[Task input start]

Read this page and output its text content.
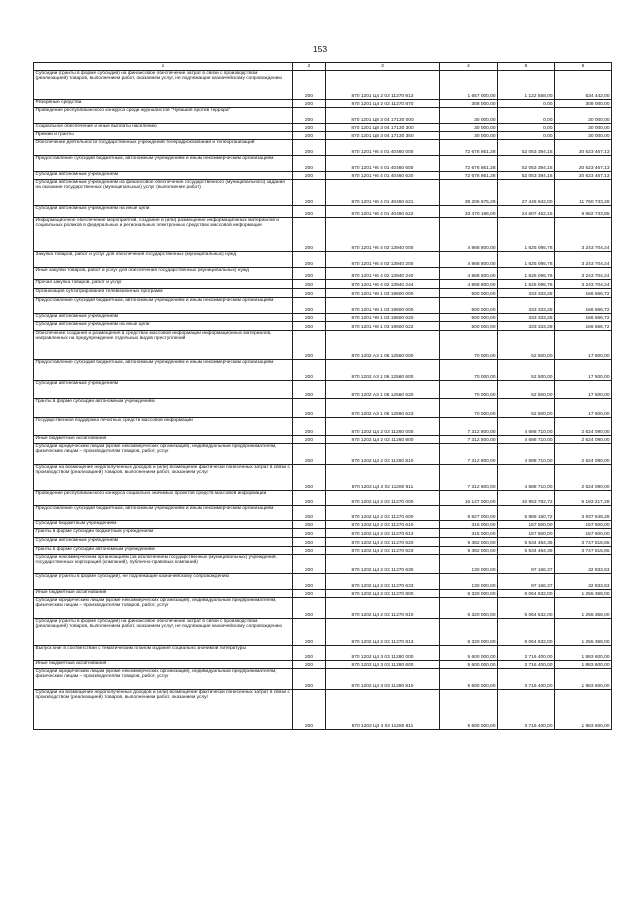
153
1	2	3	4	5	6
Субсидии (гранты в форме субсидий) на финансовое обеспечение затрат в связи с производством (реализацией) товаров, выполнением работ, оказанием услуг, не подлежащие казначейскому сопровождению	200	870 1201 Ц4 2 02 11270 813	1 657 000,00	1 122 558,00	534 442,00
Резервные средства	200	870 1201 Ц4 2 02 11270 870	308 000,00	0,00	308 000,00
Проведение республиканского конкурса среди журналистов "Чувашия против террора"	200	870 1201 Ц8 3 04 17130 000	30 000,00	0,00	30 000,00
Социальное обеспечение и иные выплаты населению	200	870 1201 Ц8 3 04 17130 300	30 000,00	0,00	30 000,00
Премии и гранты	200	870 1201 Ц8 3 04 17130 350	30 000,00	0,00	30 000,00
Обеспечение деятельности государственных учреждений телерадиокомпаний и телеорганизаций	200	870 1201 Ч6 4 01 40460 000	72 676 861,28	52 053 394,15	20 623 467,13
Предоставление субсидий бюджетным, автономным учреждениям и иным некоммерческим организациям	200	870 1201 Ч6 4 01 40460 600	72 676 861,28	52 053 394,15	20 623 467,13
Субсидии автономным учреждениям	200	870 1201 Ч6 4 01 40460 620	72 676 861,28	52 053 394,15	20 623 467,13
Субсидии автономным учреждениям на финансовое обеспечение государственного (муниципального) задания на оказание государственных (муниципальных) услуг (выполнение работ)	200	870 1201 Ч6 4 01 40460 621	39 206 675,28	27 445 942,00	11 760 733,28
Субсидии автономным учреждениям на иные цели	200	870 1201 Ч6 4 01 40460 622	33 470 186,00	24 607 452,15	8 862 733,85
Информационное обеспечение мероприятий, создание и (или) размещение информационных материалов и социальных роликов в федеральных и региональных электронных средствах массовой информации	200	870 1201 Ч6 4 02 13940 000	4 868 800,00	1 625 095,76	3 243 704,24
Закупка товаров, работ и услуг для обеспечения государственных (муниципальных) нужд	200	870 1201 Ч6 4 02 13940 200	4 868 800,00	1 625 095,76	3 243 704,24
Иные закупки товаров, работ и услуг для обеспечения государственных (муниципальных) нужд	200	870 1201 Ч6 4 02 13940 240	4 868 800,00	1 625 095,76	3 243 704,24
Прочая закупка товаров, работ и услуг	200	870 1201 Ч6 4 02 13940 244	4 868 800,00	1 625 095,76	3 243 704,24
Организация субтитрирования телевизионных программ	200	870 1201 Ч8 1 03 19600 000	500 000,00	333 333,28	166 666,72
Предоставление субсидий бюджетным, автономным учреждениям и иным некоммерческим организациям	200	870 1201 Ч8 1 03 19600 600	500 000,00	333 333,28	166 666,72
Субсидии автономным учреждениям	200	870 1201 Ч8 1 03 19600 620	500 000,00	333 333,28	166 666,72
Субсидии автономным учреждениям на иные цели	200	870 1201 Ч8 1 03 19600 622	500 000,00	333 333,28	166 666,72
Обеспечение создания и размещения в средствах массовой информации информационных материалов, направленных на предупреждение отдельных видов преступлений	200	870 1202 А3 1 06 12560 000	70 000,00	52 500,00	17 500,00
Предоставление субсидий бюджетным, автономным учреждениям и иным некоммерческим организациям	200	870 1202 А3 1 06 12560 600	70 000,00	52 500,00	17 500,00
Субсидии автономным учреждениям	200	870 1202 А3 1 06 12560 620	70 000,00	52 500,00	17 500,00
Гранты в форме субсидии автономным учреждениям	200	870 1202 А3 1 06 12560 623	70 000,00	52 500,00	17 500,00
Государственная поддержка печатных средств массовой информации	200	870 1202 Ц4 2 02 11260 000	7 312 800,00	4 688 710,00	2 624 090,00
Иные бюджетные ассигнования	200	870 1202 Ц4 2 02 11260 800	7 312 800,00	4 688 710,00	2 624 090,00
Субсидии юридическим лицам (кроме некоммерческих организаций), индивидуальным предпринимателям, физическим лицам – производителям товаров, работ, услуг	200	870 1202 Ц4 2 02 11260 810	7 312 800,00	4 688 710,00	2 624 090,00
Субсидии на возмещение недополученных доходов и (или) возмещение фактически понесенных затрат в связи с производством (реализацией) товаров, выполнением работ, оказанием услуг	200	870 1202 Ц4 2 02 11260 811	7 312 800,00	4 688 710,00	2 624 090,00
Проведение республиканского конкурса социально значимых проектов средств массовой информации	200	870 1202 Ц4 2 02 11270 000	16 147 000,00	10 953 782,72	5 193 217,28
Предоставление субсидий бюджетным, автономным учреждениям и иным некоммерческим организациям	200	870 1202 Ц4 2 02 11270 600	9 827 000,00	5 889 150,72	3 937 849,28
Субсидии бюджетным учреждениям	200	870 1202 Ц4 2 02 11270 610	315 000,00	157 500,00	157 500,00
Гранты в форме субсидии бюджетным учреждениям	200	870 1202 Ц4 2 02 11270 613	315 000,00	157 500,00	157 500,00
Субсидии автономным учреждениям	200	870 1202 Ц4 2 02 11270 620	9 382 000,00	5 634 484,35	3 747 515,65
Гранты в форме субсидии автономным учреждениям	200	870 1202 Ц4 2 02 11270 623	9 382 000,00	5 634 484,35	3 747 515,65
Субсидии некоммерческим организациям (за исключением государственных (муниципальных) учреждений, государственных корпораций (компаний), публично-правовых компаний)	200	870 1202 Ц4 2 02 11270 630	130 000,00	97 166,37	32 833,63
Субсидии (гранты в форме субсидий), не подлежащие казначейскому сопровождению	200	870 1202 Ц4 2 02 11270 633	130 000,00	97 166,37	32 833,63
Иные бюджетные ассигнования	200	870 1202 Ц4 2 02 11270 800	6 320 000,00	5 064 632,00	1 255 368,00
Субсидии юридическим лицам (кроме некоммерческих организаций), индивидуальным предпринимателям, физическим лицам – производителям товаров, работ, услуг	200	870 1202 Ц4 2 02 11270 810	6 320 000,00	5 064 632,00	1 255 368,00
Субсидии (гранты в форме субсидий) на финансовое обеспечение затрат в связи с производством (реализацией) товаров, выполнением работ, оказанием услуг, не подлежащие казначейскому сопровождению	200	870 1202 Ц4 2 02 11270 813	6 320 000,00	5 064 632,00	1 255 368,00
Выпуск книг в соответствии с тематическим планом издания социально значимой литературы	200	870 1202 Ц4 3 03 11280 000	5 600 000,00	3 716 400,00	1 883 600,00
Иные бюджетные ассигнования	200	870 1202 Ц4 3 03 11280 800	5 600 000,00	3 716 400,00	1 883 600,00
Субсидии юридическим лицам (кроме некоммерческих организаций), индивидуальным предпринимателям, физическим лицам – производителям товаров, работ, услуг	200	870 1202 Ц4 3 03 11280 810	5 600 000,00	3 716 400,00	1 883 600,00
Субсидии на возмещение недополученных доходов и (или) возмещение фактически понесенных затрат в связи с производством (реализацией) товаров, выполнением работ, оказанием услуг	200	870 1202 Ц4 3 03 11280 811	5 600 000,00	3 716 400,00	1 883 600,00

[Task input end]

Write out the material above again, word for word, minus its pictures.

Read this page and output its text content.
153
1	2	3	4	5	6
Субсидии (гранты в форме субсидий) на финансовое обеспечение затрат в связи с производством (реализацией) товаров, выполнением работ, оказанием услуг, не подлежащие казначейскому сопровождению	200	870 1201 Ц4 2 02 11270 813	1 657 000,00	1 122 558,00	534 442,00
Резервные средства	200	870 1201 Ц4 2 02 11270 870	308 000,00	0,00	308 000,00
Проведение республиканского конкурса среди журналистов "Чувашия против террора"	200	870 1201 Ц8 3 04 17130 000	30 000,00	0,00	30 000,00
Социальное обеспечение и иные выплаты населению	200	870 1201 Ц8 3 04 17130 300	30 000,00	0,00	30 000,00
Премии и гранты	200	870 1201 Ц8 3 04 17130 350	30 000,00	0,00	30 000,00
Обеспечение деятельности государственных учреждений телерадиокомпаний и телеорганизаций	200	870 1201 Ч6 4 01 40460 000	72 676 861,28	52 053 394,15	20 623 467,13
Предоставление субсидий бюджетным, автономным учреждениям и иным некоммерческим организациям	200	870 1201 Ч6 4 01 40460 600	72 676 861,28	52 053 394,15	20 623 467,13
Субсидии автономным учреждениям	200	870 1201 Ч6 4 01 40460 620	72 676 861,28	52 053 394,15	20 623 467,13
Субсидии автономным учреждениям на финансовое обеспечение государственного (муниципального) задания на оказание государственных (муниципальных) услуг (выполнение работ)	200	870 1201 Ч6 4 01 40460 621	39 206 675,28	27 445 942,00	11 760 733,28
Субсидии автономным учреждениям на иные цели	200	870 1201 Ч6 4 01 40460 622	33 470 186,00	24 607 452,15	8 862 733,85
Информационное обеспечение мероприятий, создание и (или) размещение информационных материалов и социальных роликов в федеральных и региональных электронных средствах массовой информации	200	870 1201 Ч6 4 02 13940 000	4 868 800,00	1 625 095,76	3 243 704,24
Закупка товаров, работ и услуг для обеспечения государственных (муниципальных) нужд	200	870 1201 Ч6 4 02 13940 200	4 868 800,00	1 625 095,76	3 243 704,24
Иные закупки товаров, работ и услуг для обеспечения государственных (муниципальных) нужд	200	870 1201 Ч6 4 02 13940 240	4 868 800,00	1 625 095,76	3 243 704,24
Прочая закупка товаров, работ и услуг	200	870 1201 Ч6 4 02 13940 244	4 868 800,00	1 625 095,76	3 243 704,24
Организация субтитрирования телевизионных программ	200	870 1201 Ч8 1 03 19600 000	500 000,00	333 333,28	166 666,72
Предоставление субсидий бюджетным, автономным учреждениям и иным некоммерческим организациям	200	870 1201 Ч8 1 03 19600 600	500 000,00	333 333,28	166 666,72
Субсидии автономным учреждениям	200	870 1201 Ч8 1 03 19600 620	500 000,00	333 333,28	166 666,72
Субсидии автономным учреждениям на иные цели	200	870 1201 Ч8 1 03 19600 622	500 000,00	333 333,28	166 666,72
Обеспечение создания и размещения в средствах массовой информации информационных материалов, направленных на предупреждение отдельных видов преступлений	200	870 1202 А3 1 06 12560 000	70 000,00	52 500,00	17 500,00
Предоставление субсидий бюджетным, автономным учреждениям и иным некоммерческим организациям	200	870 1202 А3 1 06 12560 600	70 000,00	52 500,00	17 500,00
Субсидии автономным учреждениям	200	870 1202 А3 1 06 12560 620	70 000,00	52 500,00	17 500,00
Гранты в форме субсидии автономным учреждениям	200	870 1202 А3 1 06 12560 623	70 000,00	52 500,00	17 500,00
Государственная поддержка печатных средств массовой информации	200	870 1202 Ц4 2 02 11260 000	7 312 800,00	4 688 710,00	2 624 090,00
Иные бюджетные ассигнования	200	870 1202 Ц4 2 02 11260 800	7 312 800,00	4 688 710,00	2 624 090,00
Субсидии юридическим лицам (кроме некоммерческих организаций), индивидуальным предпринимателям, физическим лицам – производителям товаров, работ, услуг	200	870 1202 Ц4 2 02 11260 810	7 312 800,00	4 688 710,00	2 624 090,00
Субсидии на возмещение недополученных доходов и (или) возмещение фактически понесенных затрат в связи с производством (реализацией) товаров, выполнением работ, оказанием услуг	200	870 1202 Ц4 2 02 11260 811	7 312 800,00	4 688 710,00	2 624 090,00
Проведение республиканского конкурса социально значимых проектов средств массовой информации	200	870 1202 Ц4 2 02 11270 000	16 147 000,00	10 953 782,72	5 193 217,28
Предоставление субсидий бюджетным, автономным учреждениям и иным некоммерческим организациям	200	870 1202 Ц4 2 02 11270 600	9 827 000,00	5 889 150,72	3 937 849,28
Субсидии бюджетным учреждениям	200	870 1202 Ц4 2 02 11270 610	315 000,00	157 500,00	157 500,00
Гранты в форме субсидии бюджетным учреждениям	200	870 1202 Ц4 2 02 11270 613	315 000,00	157 500,00	157 500,00
Субсидии автономным учреждениям	200	870 1202 Ц4 2 02 11270 620	9 382 000,00	5 634 484,35	3 747 515,65
Гранты в форме субсидии автономным учреждениям	200	870 1202 Ц4 2 02 11270 623	9 382 000,00	5 634 484,35	3 747 515,65
Субсидии некоммерческим организациям (за исключением государственных (муниципальных) учреждений, государственных корпораций (компаний), публично-правовых компаний)	200	870 1202 Ц4 2 02 11270 630	130 000,00	97 166,37	32 833,63
Субсидии (гранты в форме субсидий), не подлежащие казначейскому сопровождению	200	870 1202 Ц4 2 02 11270 633	130 000,00	97 166,37	32 833,63
Иные бюджетные ассигнования	200	870 1202 Ц4 2 02 11270 800	6 320 000,00	5 064 632,00	1 255 368,00
Субсидии юридическим лицам (кроме некоммерческих организаций), индивидуальным предпринимателям, физическим лицам – производителям товаров, работ, услуг	200	870 1202 Ц4 2 02 11270 810	6 320 000,00	5 064 632,00	1 255 368,00
Субсидии (гранты в форме субсидий) на финансовое обеспечение затрат в связи с производством (реализацией) товаров, выполнением работ, оказанием услуг, не подлежащие казначейскому сопровождению	200	870 1202 Ц4 2 02 11270 813	6 320 000,00	5 064 632,00	1 255 368,00
Выпуск книг в соответствии с тематическим планом издания социально значимой литературы	200	870 1202 Ц4 3 03 11280 000	5 600 000,00	3 716 400,00	1 883 600,00
Иные бюджетные ассигнования	200	870 1202 Ц4 3 03 11280 800	5 600 000,00	3 716 400,00	1 883 600,00
Субсидии юридическим лицам (кроме некоммерческих организаций), индивидуальным предпринимателям, физическим лицам – производителям товаров, работ, услуг	200	870 1202 Ц4 3 03 11280 810	5 600 000,00	3 716 400,00	1 883 600,00
Субсидии на возмещение недополученных доходов и (или) возмещение фактически понесенных затрат в связи с производством (реализацией) товаров, выполнением работ, оказанием услуг	200	870 1202 Ц4 3 03 11280 811	5 600 000,00	3 716 400,00	1 883 600,00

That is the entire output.